Dataset rows about figures:
------------------------------------------------

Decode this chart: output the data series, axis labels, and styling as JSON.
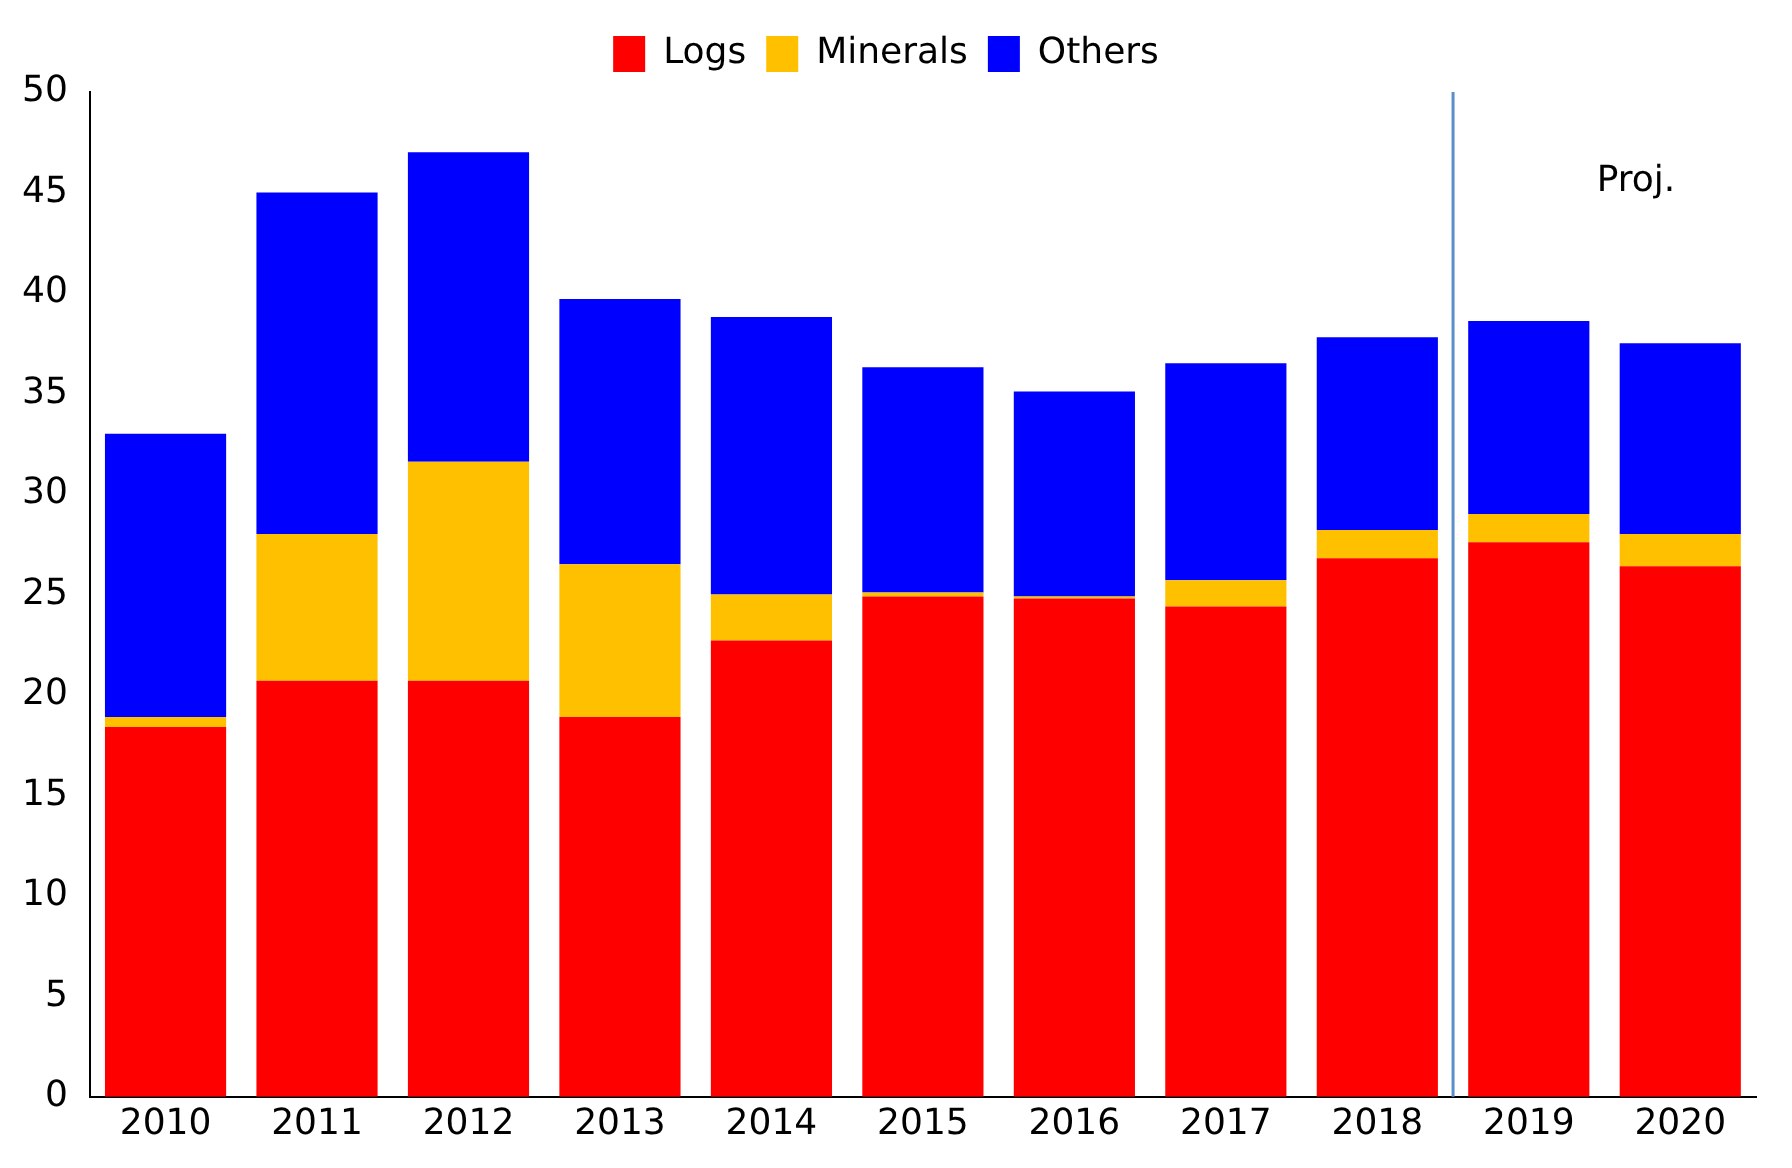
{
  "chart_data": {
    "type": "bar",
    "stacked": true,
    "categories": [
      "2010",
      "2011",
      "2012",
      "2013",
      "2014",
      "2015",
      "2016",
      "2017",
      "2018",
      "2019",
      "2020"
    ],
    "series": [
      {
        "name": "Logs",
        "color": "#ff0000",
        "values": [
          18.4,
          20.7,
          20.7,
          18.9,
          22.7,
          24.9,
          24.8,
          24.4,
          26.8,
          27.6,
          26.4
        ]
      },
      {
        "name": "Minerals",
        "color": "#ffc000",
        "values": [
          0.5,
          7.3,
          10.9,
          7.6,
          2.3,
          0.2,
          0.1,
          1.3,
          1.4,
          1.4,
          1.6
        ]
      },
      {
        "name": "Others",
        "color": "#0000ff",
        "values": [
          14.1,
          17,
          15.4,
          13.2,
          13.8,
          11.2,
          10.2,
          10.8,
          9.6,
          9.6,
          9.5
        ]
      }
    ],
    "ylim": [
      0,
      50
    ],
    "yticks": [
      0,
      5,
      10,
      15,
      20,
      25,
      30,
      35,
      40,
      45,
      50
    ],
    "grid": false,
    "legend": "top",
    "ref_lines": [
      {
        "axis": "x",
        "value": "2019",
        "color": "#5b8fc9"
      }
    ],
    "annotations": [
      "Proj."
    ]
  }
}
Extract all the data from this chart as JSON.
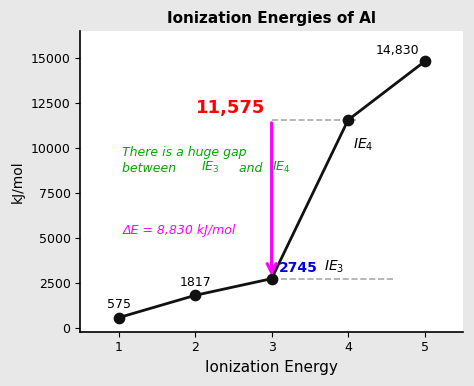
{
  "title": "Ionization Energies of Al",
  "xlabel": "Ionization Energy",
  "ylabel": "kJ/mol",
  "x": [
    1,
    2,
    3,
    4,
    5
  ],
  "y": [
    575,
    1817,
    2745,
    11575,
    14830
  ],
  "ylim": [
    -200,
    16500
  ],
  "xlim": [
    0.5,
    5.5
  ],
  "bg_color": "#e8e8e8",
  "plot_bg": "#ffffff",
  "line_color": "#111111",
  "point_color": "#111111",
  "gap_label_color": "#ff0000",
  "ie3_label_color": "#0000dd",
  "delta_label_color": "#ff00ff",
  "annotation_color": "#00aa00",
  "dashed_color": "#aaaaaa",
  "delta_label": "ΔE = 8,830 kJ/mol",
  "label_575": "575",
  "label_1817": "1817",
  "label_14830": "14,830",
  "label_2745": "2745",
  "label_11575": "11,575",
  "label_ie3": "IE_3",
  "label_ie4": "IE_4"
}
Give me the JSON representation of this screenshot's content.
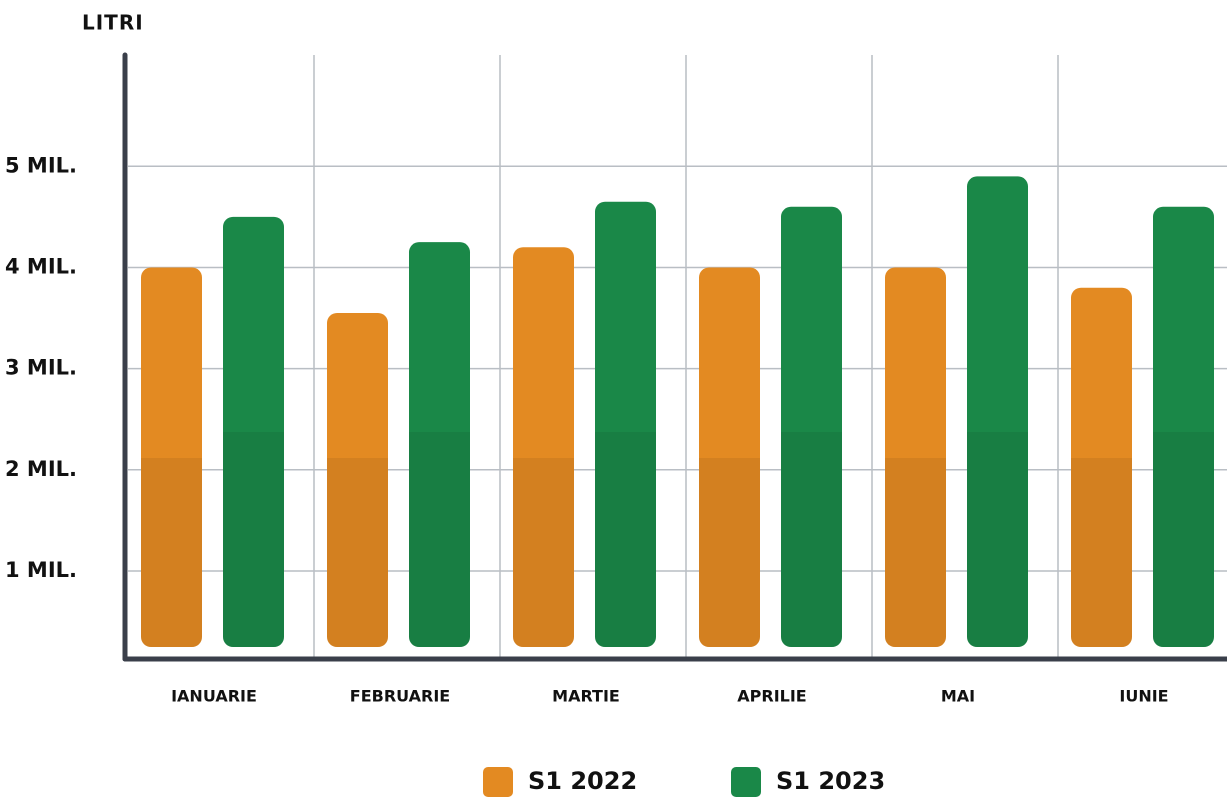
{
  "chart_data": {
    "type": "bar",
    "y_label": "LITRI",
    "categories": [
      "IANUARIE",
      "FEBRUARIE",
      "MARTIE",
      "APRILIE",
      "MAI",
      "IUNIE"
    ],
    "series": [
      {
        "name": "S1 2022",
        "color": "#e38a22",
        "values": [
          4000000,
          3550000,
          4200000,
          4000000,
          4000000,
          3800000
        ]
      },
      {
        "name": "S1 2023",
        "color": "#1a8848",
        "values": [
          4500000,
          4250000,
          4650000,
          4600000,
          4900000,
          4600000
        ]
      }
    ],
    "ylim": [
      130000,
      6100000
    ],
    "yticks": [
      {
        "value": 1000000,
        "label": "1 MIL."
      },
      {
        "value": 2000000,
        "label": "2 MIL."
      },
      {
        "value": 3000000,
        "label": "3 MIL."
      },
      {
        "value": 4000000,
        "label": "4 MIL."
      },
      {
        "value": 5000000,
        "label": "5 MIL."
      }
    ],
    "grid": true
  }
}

------------------------------------------------

### Instructions for the task
Write out every record above exactly as it stands, but leave out the pictures.

### Answer to this exercise
Decode this chart: output the data series, axis labels, and styling as JSON.
{
  "chart_data": {
    "type": "bar",
    "stacked": true,
    "categories": [
      "2010",
      "2011",
      "2012",
      "2013",
      "2014",
      "2015",
      "2016",
      "2017",
      "2018",
      "2019",
      "2020"
    ],
    "series": [
      {
        "name": "Logs",
        "color": "#ff0000",
        "values": [
          18.4,
          20.7,
          20.7,
          18.9,
          22.7,
          24.9,
          24.8,
          24.4,
          26.8,
          27.6,
          26.4
        ]
      },
      {
        "name": "Minerals",
        "color": "#ffc000",
        "values": [
          0.5,
          7.3,
          10.9,
          7.6,
          2.3,
          0.2,
          0.1,
          1.3,
          1.4,
          1.4,
          1.6
        ]
      },
      {
        "name": "Others",
        "color": "#0000ff",
        "values": [
          14.1,
          17,
          15.4,
          13.2,
          13.8,
          11.2,
          10.2,
          10.8,
          9.6,
          9.6,
          9.5
        ]
      }
    ],
    "ylim": [
      0,
      50
    ],
    "yticks": [
      0,
      5,
      10,
      15,
      20,
      25,
      30,
      35,
      40,
      45,
      50
    ],
    "grid": false,
    "legend": "top",
    "ref_lines": [
      {
        "axis": "x",
        "value": "2019",
        "color": "#5b8fc9"
      }
    ],
    "annotations": [
      "Proj."
    ]
  }
}
Extract all the data from this chart as JSON.
{
  "title": "Ionization Energies of Al",
  "xlabel": "Ionization Energy",
  "ylabel": "kJ/mol",
  "x": [
    1,
    2,
    3,
    4,
    5
  ],
  "y": [
    575,
    1817,
    2745,
    11575,
    14830
  ],
  "ylim": [
    -200,
    16500
  ],
  "xlim": [
    0.5,
    5.5
  ],
  "bg_color": "#e8e8e8",
  "plot_bg": "#ffffff",
  "line_color": "#111111",
  "point_color": "#111111",
  "gap_label_color": "#ff0000",
  "ie3_label_color": "#0000dd",
  "delta_label_color": "#ff00ff",
  "annotation_color": "#00aa00",
  "dashed_color": "#aaaaaa",
  "delta_label": "ΔE = 8,830 kJ/mol",
  "label_575": "575",
  "label_1817": "1817",
  "label_14830": "14,830",
  "label_2745": "2745",
  "label_11575": "11,575",
  "label_ie3": "IE_3",
  "label_ie4": "IE_4"
}
Give me the JSON representation of this screenshot's content.
{
  "chart_data": {
    "type": "bar",
    "y_label": "LITRI",
    "categories": [
      "IANUARIE",
      "FEBRUARIE",
      "MARTIE",
      "APRILIE",
      "MAI",
      "IUNIE"
    ],
    "series": [
      {
        "name": "S1 2022",
        "color": "#e38a22",
        "values": [
          4000000,
          3550000,
          4200000,
          4000000,
          4000000,
          3800000
        ]
      },
      {
        "name": "S1 2023",
        "color": "#1a8848",
        "values": [
          4500000,
          4250000,
          4650000,
          4600000,
          4900000,
          4600000
        ]
      }
    ],
    "ylim": [
      130000,
      6100000
    ],
    "yticks": [
      {
        "value": 1000000,
        "label": "1 MIL."
      },
      {
        "value": 2000000,
        "label": "2 MIL."
      },
      {
        "value": 3000000,
        "label": "3 MIL."
      },
      {
        "value": 4000000,
        "label": "4 MIL."
      },
      {
        "value": 5000000,
        "label": "5 MIL."
      }
    ],
    "grid": true
  }
}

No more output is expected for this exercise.